WRITTEN REQUEST ▸ In the data below, find every line with the string "title" and pull it out.
>> START EXERCISE MATERIAL
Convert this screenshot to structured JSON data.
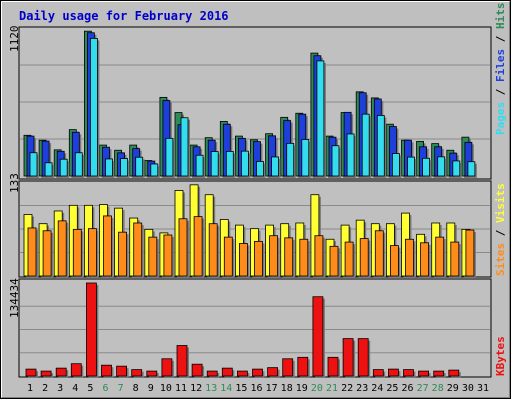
{
  "colors": {
    "background": "#bfbfbf",
    "hits": "#2e8b57",
    "files": "#1f3fdc",
    "pages": "#33ddee",
    "visits": "#ffff33",
    "sites": "#ff8c1a",
    "kbytes": "#ee1111",
    "title": "#0000cc",
    "weekend_day": "#2e8b57"
  },
  "chart_data": [
    {
      "type": "bar",
      "title": "Daily usage for February 2016",
      "categories": [
        "1",
        "2",
        "3",
        "4",
        "5",
        "6",
        "7",
        "8",
        "9",
        "10",
        "11",
        "12",
        "13",
        "14",
        "15",
        "16",
        "17",
        "18",
        "19",
        "20",
        "21",
        "22",
        "23",
        "24",
        "25",
        "26",
        "27",
        "28",
        "29",
        "30",
        "31"
      ],
      "weekend_days": [
        "6",
        "7",
        "13",
        "14",
        "20",
        "21",
        "27",
        "28"
      ],
      "y_tick_label": "1120",
      "ylim": [
        0,
        1120
      ],
      "legend": [
        "Pages",
        "Files",
        "Hits"
      ],
      "series": [
        {
          "name": "Hits",
          "values": [
            308,
            271,
            198,
            351,
            1096,
            234,
            195,
            234,
            117,
            595,
            480,
            234,
            290,
            413,
            302,
            274,
            320,
            444,
            475,
            930,
            302,
            480,
            637,
            591,
            392,
            271,
            262,
            245,
            195,
            294,
            0
          ]
        },
        {
          "name": "Files",
          "values": [
            302,
            264,
            187,
            331,
            1084,
            218,
            175,
            207,
            113,
            571,
            388,
            221,
            271,
            392,
            285,
            260,
            304,
            419,
            468,
            910,
            294,
            482,
            630,
            583,
            374,
            271,
            221,
            221,
            173,
            255,
            0
          ]
        },
        {
          "name": "Pages",
          "values": [
            176,
            100,
            127,
            176,
            1041,
            129,
            132,
            142,
            91,
            285,
            441,
            157,
            185,
            186,
            188,
            110,
            144,
            247,
            276,
            871,
            229,
            318,
            468,
            458,
            170,
            143,
            134,
            145,
            114,
            108,
            0
          ]
        }
      ]
    },
    {
      "type": "bar",
      "categories": [
        "1",
        "2",
        "3",
        "4",
        "5",
        "6",
        "7",
        "8",
        "9",
        "10",
        "11",
        "12",
        "13",
        "14",
        "15",
        "16",
        "17",
        "18",
        "19",
        "20",
        "21",
        "22",
        "23",
        "24",
        "25",
        "26",
        "27",
        "28",
        "29",
        "30",
        "31"
      ],
      "y_tick_label": "133",
      "ylim": [
        0,
        133
      ],
      "legend": [
        "Sites",
        "Visits"
      ],
      "series": [
        {
          "name": "Visits",
          "values": [
            87,
            74,
            92,
            100,
            100,
            101,
            96,
            82,
            66,
            61,
            121,
            129,
            115,
            80,
            72,
            67,
            72,
            74,
            75,
            115,
            52,
            72,
            79,
            74,
            74,
            89,
            59,
            75,
            75,
            66,
            0
          ]
        },
        {
          "name": "Sites",
          "values": [
            68,
            64,
            78,
            66,
            67,
            85,
            62,
            75,
            55,
            58,
            81,
            84,
            74,
            55,
            46,
            49,
            57,
            54,
            52,
            57,
            42,
            48,
            53,
            64,
            43,
            52,
            47,
            55,
            48,
            65,
            0
          ]
        }
      ]
    },
    {
      "type": "bar",
      "categories": [
        "1",
        "2",
        "3",
        "4",
        "5",
        "6",
        "7",
        "8",
        "9",
        "10",
        "11",
        "12",
        "13",
        "14",
        "15",
        "16",
        "17",
        "18",
        "19",
        "20",
        "21",
        "22",
        "23",
        "24",
        "25",
        "26",
        "27",
        "28",
        "29",
        "30",
        "31"
      ],
      "y_tick_label": "134434",
      "ylim": [
        0,
        134434
      ],
      "legend": [
        "KBytes"
      ],
      "series": [
        {
          "name": "KBytes",
          "values": [
            9960,
            7100,
            11380,
            17780,
            134434,
            15620,
            14220,
            9240,
            7100,
            24890,
            44090,
            17070,
            7100,
            11380,
            7100,
            9960,
            12090,
            24890,
            27020,
            114600,
            27020,
            54040,
            54040,
            9240,
            9960,
            9240,
            7100,
            7100,
            8530,
            0,
            0
          ]
        }
      ]
    }
  ]
}
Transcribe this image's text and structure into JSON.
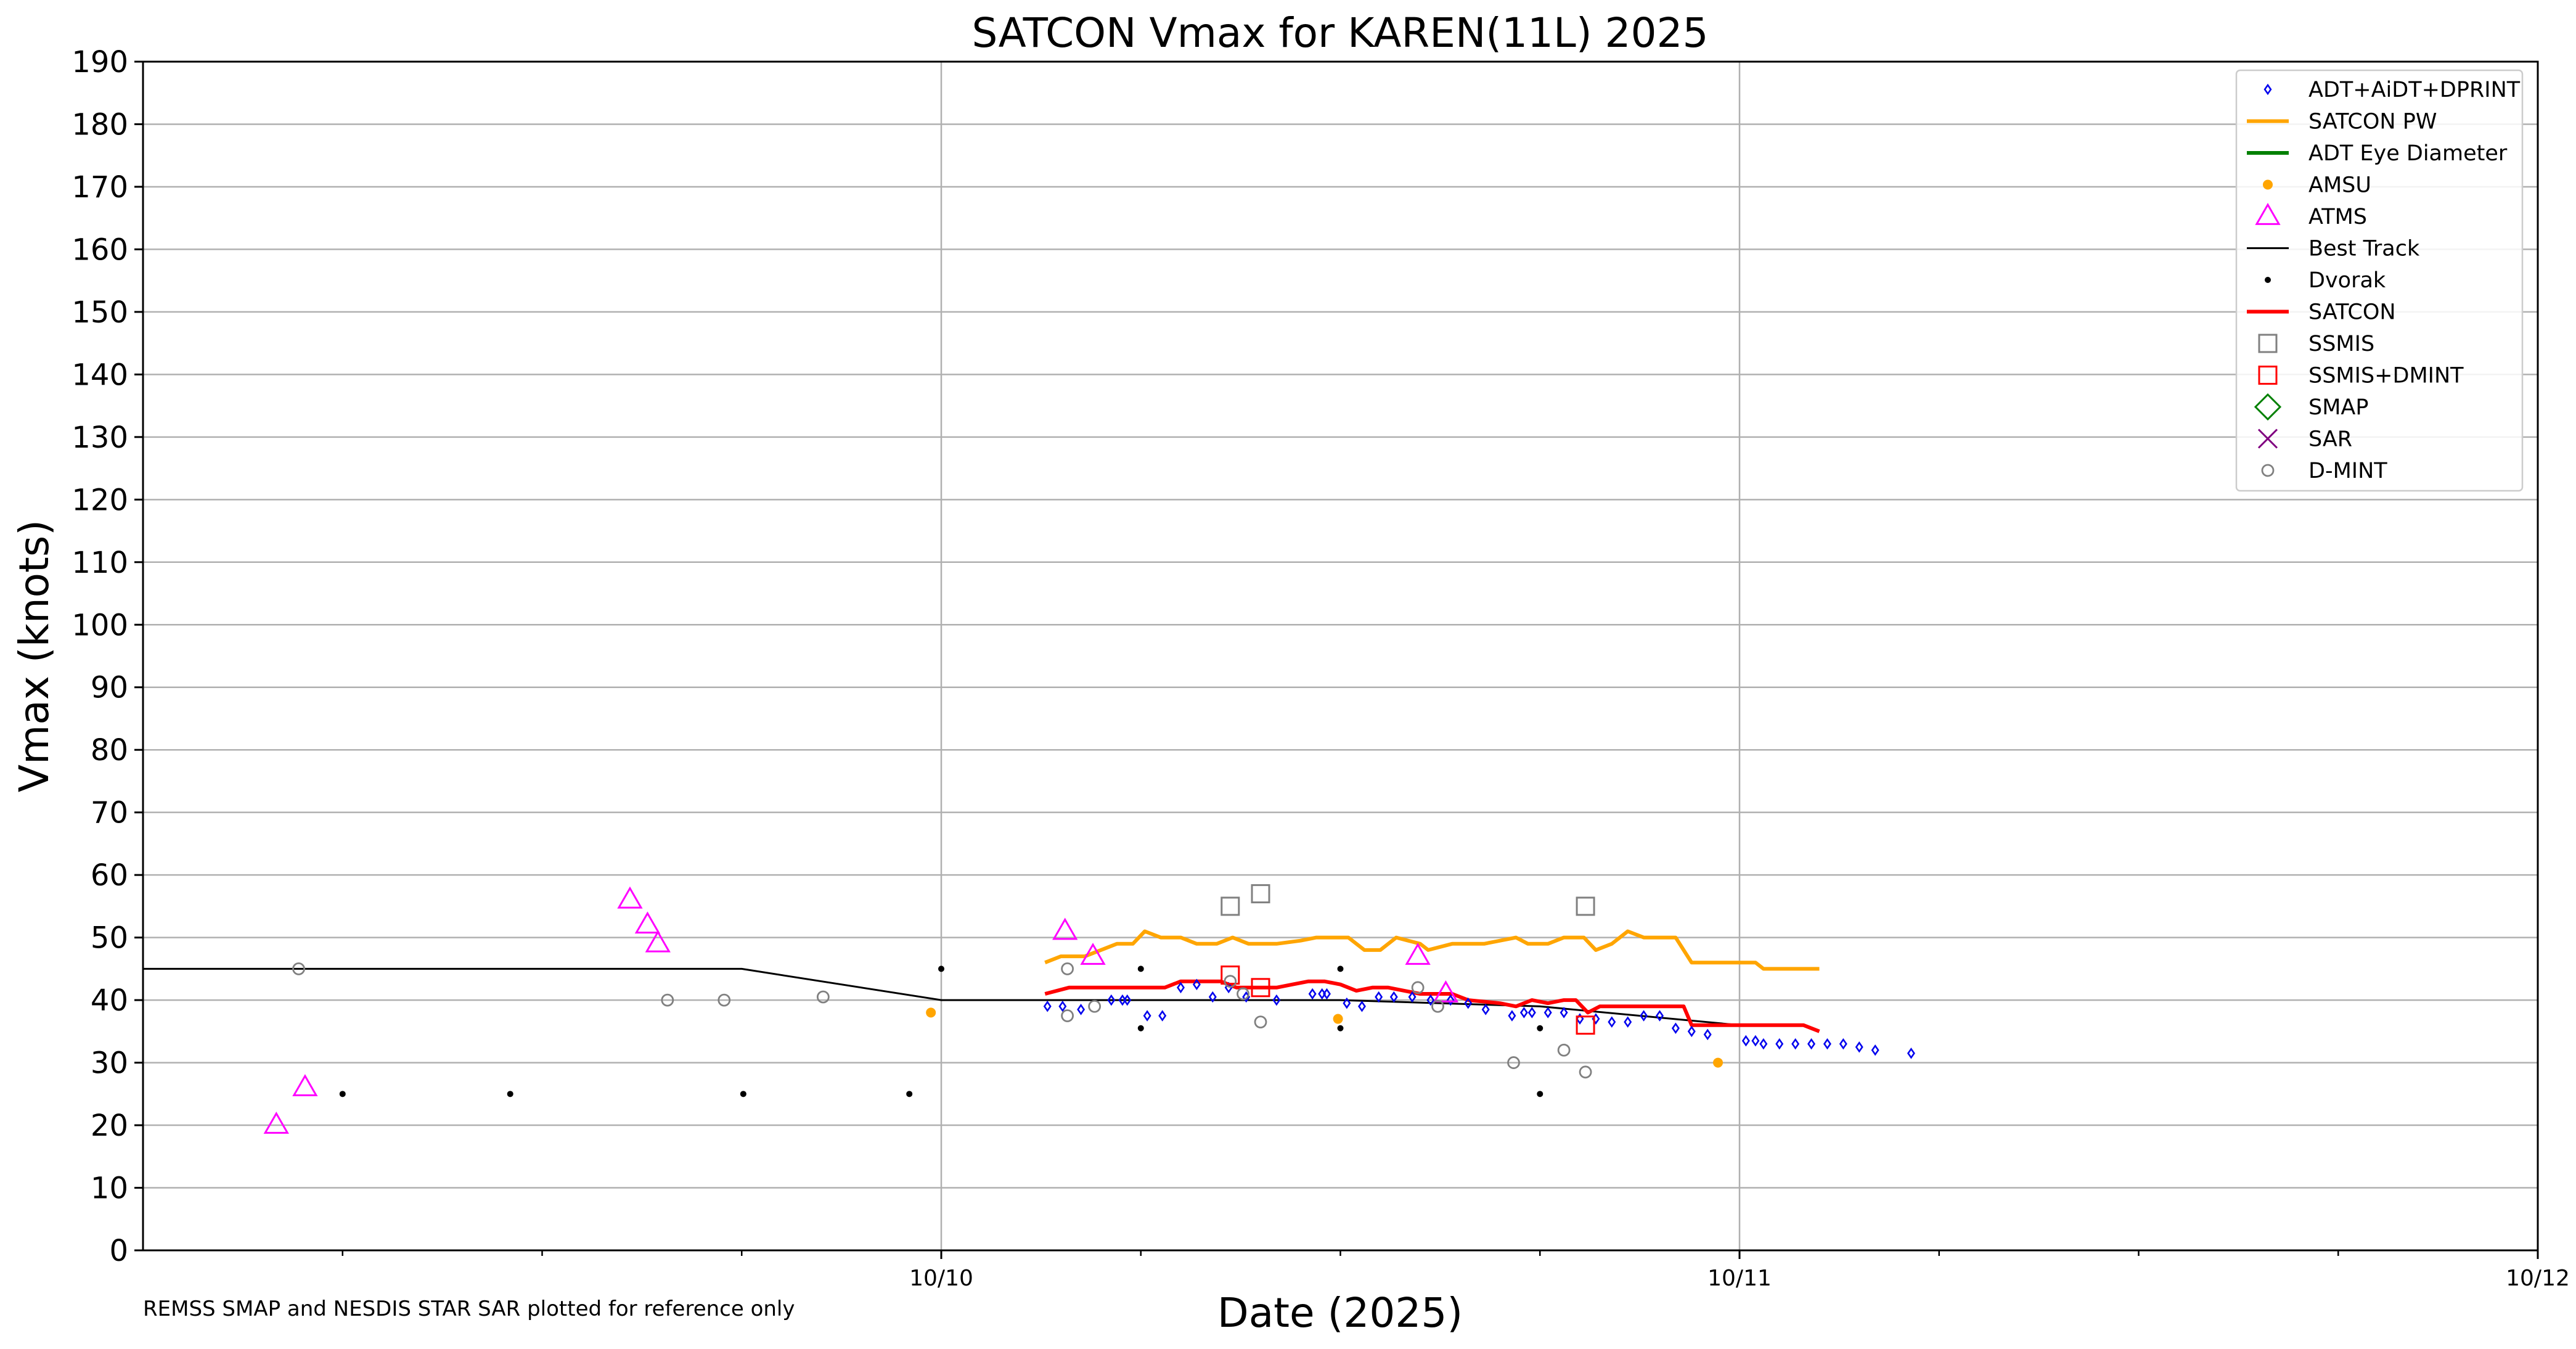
{
  "chart_data": {
    "type": "scatter",
    "title": "SATCON Vmax for KAREN(11L) 2025",
    "xlabel": "Date (2025)",
    "ylabel": "Vmax (knots)",
    "note": "REMSS SMAP and NESDIS STAR SAR plotted for reference only",
    "xlim": [
      -1.0,
      2.0
    ],
    "ylim": [
      0,
      190
    ],
    "yticks": [
      0,
      10,
      20,
      30,
      40,
      50,
      60,
      70,
      80,
      90,
      100,
      110,
      120,
      130,
      140,
      150,
      160,
      170,
      180,
      190
    ],
    "xticks": [
      {
        "x": 0,
        "label": "10/10"
      },
      {
        "x": 1,
        "label": "10/11"
      },
      {
        "x": 2,
        "label": "10/12"
      }
    ],
    "x_minor_ticks": [
      -0.75,
      -0.5,
      -0.25,
      0.25,
      0.5,
      0.75,
      1.25,
      1.5,
      1.75
    ],
    "x_units": "days relative to 10/10 00Z",
    "grid": true,
    "legend_position": "top-right",
    "series": [
      {
        "name": "ADT+AiDT+DPRINT",
        "kind": "diamond",
        "color": "#0000ee",
        "points": [
          [
            0.133,
            39
          ],
          [
            0.152,
            39
          ],
          [
            0.175,
            38.5
          ],
          [
            0.213,
            40
          ],
          [
            0.227,
            40
          ],
          [
            0.233,
            40
          ],
          [
            0.258,
            37.5
          ],
          [
            0.277,
            37.5
          ],
          [
            0.3,
            42
          ],
          [
            0.32,
            42.5
          ],
          [
            0.34,
            40.5
          ],
          [
            0.36,
            42
          ],
          [
            0.382,
            40.5
          ],
          [
            0.42,
            40
          ],
          [
            0.465,
            41
          ],
          [
            0.477,
            41
          ],
          [
            0.483,
            41
          ],
          [
            0.508,
            39.5
          ],
          [
            0.527,
            39
          ],
          [
            0.548,
            40.5
          ],
          [
            0.567,
            40.5
          ],
          [
            0.59,
            40.5
          ],
          [
            0.613,
            40
          ],
          [
            0.638,
            40
          ],
          [
            0.66,
            39.5
          ],
          [
            0.682,
            38.5
          ],
          [
            0.715,
            37.5
          ],
          [
            0.73,
            38
          ],
          [
            0.74,
            38
          ],
          [
            0.76,
            38
          ],
          [
            0.78,
            38
          ],
          [
            0.8,
            37
          ],
          [
            0.82,
            37
          ],
          [
            0.84,
            36.5
          ],
          [
            0.86,
            36.5
          ],
          [
            0.88,
            37.5
          ],
          [
            0.9,
            37.5
          ],
          [
            0.92,
            35.5
          ],
          [
            0.94,
            35
          ],
          [
            0.96,
            34.5
          ],
          [
            1.008,
            33.5
          ],
          [
            1.02,
            33.5
          ],
          [
            1.03,
            33
          ],
          [
            1.05,
            33
          ],
          [
            1.07,
            33
          ],
          [
            1.09,
            33
          ],
          [
            1.11,
            33
          ],
          [
            1.13,
            33
          ],
          [
            1.15,
            32.5
          ],
          [
            1.17,
            32
          ],
          [
            1.215,
            31.5
          ]
        ]
      },
      {
        "name": "SATCON PW",
        "kind": "line",
        "color": "#ffa500",
        "points": [
          [
            0.13,
            46
          ],
          [
            0.15,
            47
          ],
          [
            0.18,
            47
          ],
          [
            0.2,
            48
          ],
          [
            0.22,
            49
          ],
          [
            0.24,
            49
          ],
          [
            0.255,
            51
          ],
          [
            0.275,
            50
          ],
          [
            0.3,
            50
          ],
          [
            0.32,
            49
          ],
          [
            0.345,
            49
          ],
          [
            0.365,
            50
          ],
          [
            0.385,
            49
          ],
          [
            0.42,
            49
          ],
          [
            0.45,
            49.5
          ],
          [
            0.47,
            50
          ],
          [
            0.51,
            50
          ],
          [
            0.53,
            48
          ],
          [
            0.55,
            48
          ],
          [
            0.57,
            50
          ],
          [
            0.6,
            49
          ],
          [
            0.61,
            48
          ],
          [
            0.64,
            49
          ],
          [
            0.68,
            49
          ],
          [
            0.7,
            49.5
          ],
          [
            0.72,
            50
          ],
          [
            0.735,
            49
          ],
          [
            0.76,
            49
          ],
          [
            0.78,
            50
          ],
          [
            0.805,
            50
          ],
          [
            0.82,
            48
          ],
          [
            0.84,
            49
          ],
          [
            0.86,
            51
          ],
          [
            0.88,
            50
          ],
          [
            0.92,
            50
          ],
          [
            0.94,
            46
          ],
          [
            1.0,
            46
          ],
          [
            1.02,
            46
          ],
          [
            1.03,
            45
          ],
          [
            1.1,
            45
          ]
        ]
      },
      {
        "name": "ADT Eye Diameter",
        "kind": "line",
        "color": "#008000",
        "points": []
      },
      {
        "name": "AMSU",
        "kind": "dot",
        "color": "#ffa500",
        "points": [
          [
            -0.013,
            38
          ],
          [
            0.497,
            37
          ],
          [
            0.973,
            30
          ]
        ]
      },
      {
        "name": "ATMS",
        "kind": "triangle",
        "color": "#ff00ff",
        "points": [
          [
            -0.833,
            20
          ],
          [
            -0.797,
            26
          ],
          [
            -0.39,
            56
          ],
          [
            -0.368,
            52
          ],
          [
            -0.355,
            49
          ],
          [
            0.155,
            51
          ],
          [
            0.19,
            47
          ],
          [
            0.597,
            47
          ],
          [
            0.632,
            41
          ]
        ]
      },
      {
        "name": "Best Track",
        "kind": "line",
        "color": "#000000",
        "points": [
          [
            -1.0,
            45
          ],
          [
            -0.75,
            45
          ],
          [
            -0.5,
            45
          ],
          [
            -0.25,
            45
          ],
          [
            0.0,
            40
          ],
          [
            0.25,
            40
          ],
          [
            0.5,
            40
          ],
          [
            0.75,
            39
          ],
          [
            1.0,
            36
          ]
        ]
      },
      {
        "name": "Dvorak",
        "kind": "dot",
        "color": "#000000",
        "points": [
          [
            -0.75,
            25
          ],
          [
            -0.54,
            25
          ],
          [
            -0.248,
            25
          ],
          [
            -0.04,
            25
          ],
          [
            0.0,
            45
          ],
          [
            0.25,
            45
          ],
          [
            0.25,
            35.5
          ],
          [
            0.5,
            45
          ],
          [
            0.5,
            35.5
          ],
          [
            0.75,
            35.5
          ],
          [
            0.75,
            25
          ]
        ]
      },
      {
        "name": "SATCON",
        "kind": "line",
        "color": "#ff0000",
        "points": [
          [
            0.13,
            41
          ],
          [
            0.16,
            42
          ],
          [
            0.2,
            42
          ],
          [
            0.25,
            42
          ],
          [
            0.28,
            42
          ],
          [
            0.3,
            43
          ],
          [
            0.33,
            43
          ],
          [
            0.35,
            43
          ],
          [
            0.37,
            42
          ],
          [
            0.42,
            42
          ],
          [
            0.44,
            42.5
          ],
          [
            0.46,
            43
          ],
          [
            0.48,
            43
          ],
          [
            0.5,
            42.5
          ],
          [
            0.52,
            41.5
          ],
          [
            0.54,
            42
          ],
          [
            0.56,
            42
          ],
          [
            0.58,
            41.5
          ],
          [
            0.6,
            41
          ],
          [
            0.64,
            41
          ],
          [
            0.66,
            40
          ],
          [
            0.7,
            39.5
          ],
          [
            0.72,
            39
          ],
          [
            0.74,
            40
          ],
          [
            0.76,
            39.5
          ],
          [
            0.78,
            40
          ],
          [
            0.795,
            40
          ],
          [
            0.81,
            38
          ],
          [
            0.825,
            39
          ],
          [
            0.86,
            39
          ],
          [
            0.9,
            39
          ],
          [
            0.93,
            39
          ],
          [
            0.94,
            36
          ],
          [
            0.98,
            36
          ],
          [
            1.0,
            36
          ],
          [
            1.02,
            36
          ],
          [
            1.05,
            36
          ],
          [
            1.08,
            36
          ],
          [
            1.1,
            35
          ]
        ]
      },
      {
        "name": "SSMIS",
        "kind": "square",
        "color": "#808080",
        "points": [
          [
            0.362,
            55
          ],
          [
            0.4,
            57
          ],
          [
            0.807,
            55
          ]
        ]
      },
      {
        "name": "SSMIS+DMINT",
        "kind": "square",
        "color": "#ff0000",
        "points": [
          [
            0.362,
            44
          ],
          [
            0.4,
            42
          ],
          [
            0.807,
            36
          ]
        ]
      },
      {
        "name": "SMAP",
        "kind": "bigdiamond",
        "color": "#008000",
        "points": []
      },
      {
        "name": "SAR",
        "kind": "x",
        "color": "#800080",
        "points": []
      },
      {
        "name": "D-MINT",
        "kind": "circle",
        "color": "#808080",
        "points": [
          [
            -0.805,
            45
          ],
          [
            -0.343,
            40
          ],
          [
            -0.272,
            40
          ],
          [
            -0.148,
            40.5
          ],
          [
            0.158,
            37.5
          ],
          [
            0.158,
            45
          ],
          [
            0.192,
            39
          ],
          [
            0.362,
            43
          ],
          [
            0.378,
            41
          ],
          [
            0.4,
            36.5
          ],
          [
            0.597,
            42
          ],
          [
            0.622,
            39
          ],
          [
            0.717,
            30
          ],
          [
            0.78,
            32
          ],
          [
            0.807,
            28.5
          ]
        ]
      }
    ]
  }
}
>> END EXERCISE MATERIAL
THE RESULT ▸
    "title": "#0000cc",
      "title": "Daily usage for February 2016",
    "title": "SATCON Vmax for KAREN(11L) 2025",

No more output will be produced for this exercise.